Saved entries
--- Begin ---

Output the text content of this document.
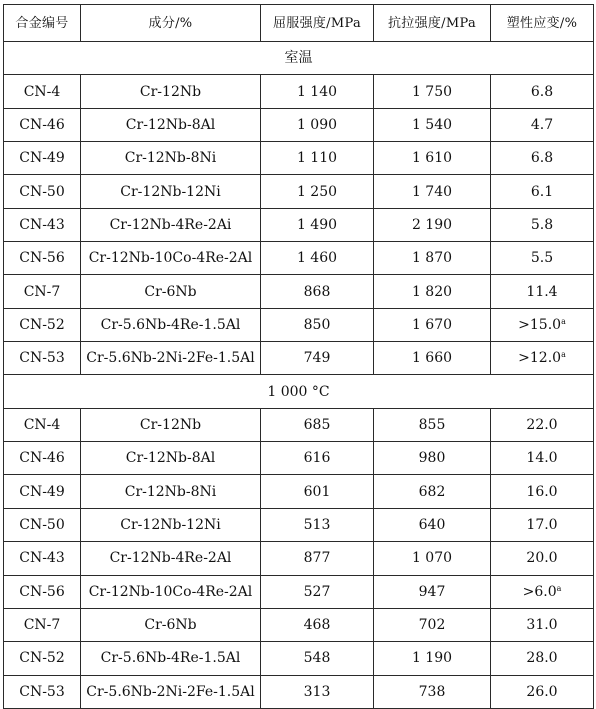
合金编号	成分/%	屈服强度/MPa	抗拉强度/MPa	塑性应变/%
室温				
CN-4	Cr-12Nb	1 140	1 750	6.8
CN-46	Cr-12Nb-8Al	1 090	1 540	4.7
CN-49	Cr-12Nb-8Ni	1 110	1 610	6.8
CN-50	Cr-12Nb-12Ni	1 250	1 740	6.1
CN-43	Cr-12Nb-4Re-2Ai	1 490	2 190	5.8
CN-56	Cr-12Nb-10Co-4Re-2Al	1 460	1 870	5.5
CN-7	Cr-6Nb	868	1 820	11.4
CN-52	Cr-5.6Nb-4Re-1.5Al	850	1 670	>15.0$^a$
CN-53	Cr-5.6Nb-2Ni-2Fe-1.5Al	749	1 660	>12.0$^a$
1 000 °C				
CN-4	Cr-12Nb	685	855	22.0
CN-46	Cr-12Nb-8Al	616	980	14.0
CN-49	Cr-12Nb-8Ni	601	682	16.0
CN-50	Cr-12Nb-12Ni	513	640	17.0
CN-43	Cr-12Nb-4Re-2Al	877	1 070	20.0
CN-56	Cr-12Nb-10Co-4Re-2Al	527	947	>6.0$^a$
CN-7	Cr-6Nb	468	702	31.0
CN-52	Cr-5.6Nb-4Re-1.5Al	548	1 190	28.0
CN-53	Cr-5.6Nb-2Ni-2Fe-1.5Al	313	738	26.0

--- End ---

*Problem to work on:*
Make an exact copy of the listing above. Do not include the pictures.

*Solution to this problem:*
Output the text content of this document.
合金编号	成分/%	屈服强度/MPa	抗拉强度/MPa	塑性应变/%
室温				
CN-4	Cr-12Nb	1 140	1 750	6.8
CN-46	Cr-12Nb-8Al	1 090	1 540	4.7
CN-49	Cr-12Nb-8Ni	1 110	1 610	6.8
CN-50	Cr-12Nb-12Ni	1 250	1 740	6.1
CN-43	Cr-12Nb-4Re-2Ai	1 490	2 190	5.8
CN-56	Cr-12Nb-10Co-4Re-2Al	1 460	1 870	5.5
CN-7	Cr-6Nb	868	1 820	11.4
CN-52	Cr-5.6Nb-4Re-1.5Al	850	1 670	>15.0$^a$
CN-53	Cr-5.6Nb-2Ni-2Fe-1.5Al	749	1 660	>12.0$^a$
1 000 °C				
CN-4	Cr-12Nb	685	855	22.0
CN-46	Cr-12Nb-8Al	616	980	14.0
CN-49	Cr-12Nb-8Ni	601	682	16.0
CN-50	Cr-12Nb-12Ni	513	640	17.0
CN-43	Cr-12Nb-4Re-2Al	877	1 070	20.0
CN-56	Cr-12Nb-10Co-4Re-2Al	527	947	>6.0$^a$
CN-7	Cr-6Nb	468	702	31.0
CN-52	Cr-5.6Nb-4Re-1.5Al	548	1 190	28.0
CN-53	Cr-5.6Nb-2Ni-2Fe-1.5Al	313	738	26.0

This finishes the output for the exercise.